### Written problem
Copy out the data below as written; omit any images.

### Record list
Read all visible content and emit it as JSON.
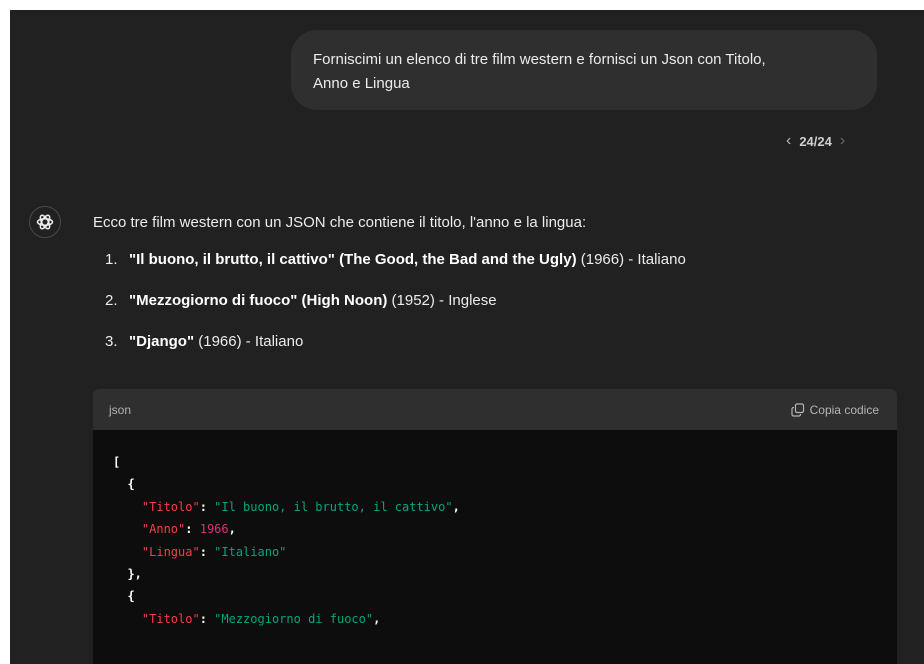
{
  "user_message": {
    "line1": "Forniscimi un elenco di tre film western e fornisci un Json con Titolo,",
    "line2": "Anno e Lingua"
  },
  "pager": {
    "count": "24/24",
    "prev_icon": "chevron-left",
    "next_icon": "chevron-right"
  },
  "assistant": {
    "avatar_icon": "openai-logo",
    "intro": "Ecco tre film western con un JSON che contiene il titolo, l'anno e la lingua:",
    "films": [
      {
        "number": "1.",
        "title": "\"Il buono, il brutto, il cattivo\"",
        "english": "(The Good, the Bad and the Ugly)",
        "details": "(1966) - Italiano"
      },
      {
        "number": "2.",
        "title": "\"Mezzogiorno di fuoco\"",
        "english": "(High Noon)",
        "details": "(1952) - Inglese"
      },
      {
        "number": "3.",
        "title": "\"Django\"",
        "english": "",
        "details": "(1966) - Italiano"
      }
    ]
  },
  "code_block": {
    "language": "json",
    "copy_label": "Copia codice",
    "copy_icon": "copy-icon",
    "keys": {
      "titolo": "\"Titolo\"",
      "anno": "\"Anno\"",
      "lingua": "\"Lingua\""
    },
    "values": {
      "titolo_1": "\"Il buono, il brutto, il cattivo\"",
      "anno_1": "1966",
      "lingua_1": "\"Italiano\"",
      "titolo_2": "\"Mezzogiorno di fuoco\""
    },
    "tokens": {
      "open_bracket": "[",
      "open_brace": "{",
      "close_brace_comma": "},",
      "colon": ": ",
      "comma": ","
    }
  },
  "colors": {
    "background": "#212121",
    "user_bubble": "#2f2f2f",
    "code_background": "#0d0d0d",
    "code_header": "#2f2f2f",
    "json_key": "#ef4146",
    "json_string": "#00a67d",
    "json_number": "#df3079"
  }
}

### Answer to this problem
Read all visible content and emit it as JSON.
{
  "user_message": {
    "line1": "Forniscimi un elenco di tre film western e fornisci un Json con Titolo,",
    "line2": "Anno e Lingua"
  },
  "pager": {
    "count": "24/24",
    "prev_icon": "chevron-left",
    "next_icon": "chevron-right"
  },
  "assistant": {
    "avatar_icon": "openai-logo",
    "intro": "Ecco tre film western con un JSON che contiene il titolo, l'anno e la lingua:",
    "films": [
      {
        "number": "1.",
        "title": "\"Il buono, il brutto, il cattivo\"",
        "english": "(The Good, the Bad and the Ugly)",
        "details": "(1966) - Italiano"
      },
      {
        "number": "2.",
        "title": "\"Mezzogiorno di fuoco\"",
        "english": "(High Noon)",
        "details": "(1952) - Inglese"
      },
      {
        "number": "3.",
        "title": "\"Django\"",
        "english": "",
        "details": "(1966) - Italiano"
      }
    ]
  },
  "code_block": {
    "language": "json",
    "copy_label": "Copia codice",
    "copy_icon": "copy-icon",
    "keys": {
      "titolo": "\"Titolo\"",
      "anno": "\"Anno\"",
      "lingua": "\"Lingua\""
    },
    "values": {
      "titolo_1": "\"Il buono, il brutto, il cattivo\"",
      "anno_1": "1966",
      "lingua_1": "\"Italiano\"",
      "titolo_2": "\"Mezzogiorno di fuoco\""
    },
    "tokens": {
      "open_bracket": "[",
      "open_brace": "{",
      "close_brace_comma": "},",
      "colon": ": ",
      "comma": ","
    }
  },
  "colors": {
    "background": "#212121",
    "user_bubble": "#2f2f2f",
    "code_background": "#0d0d0d",
    "code_header": "#2f2f2f",
    "json_key": "#ef4146",
    "json_string": "#00a67d",
    "json_number": "#df3079"
  }
}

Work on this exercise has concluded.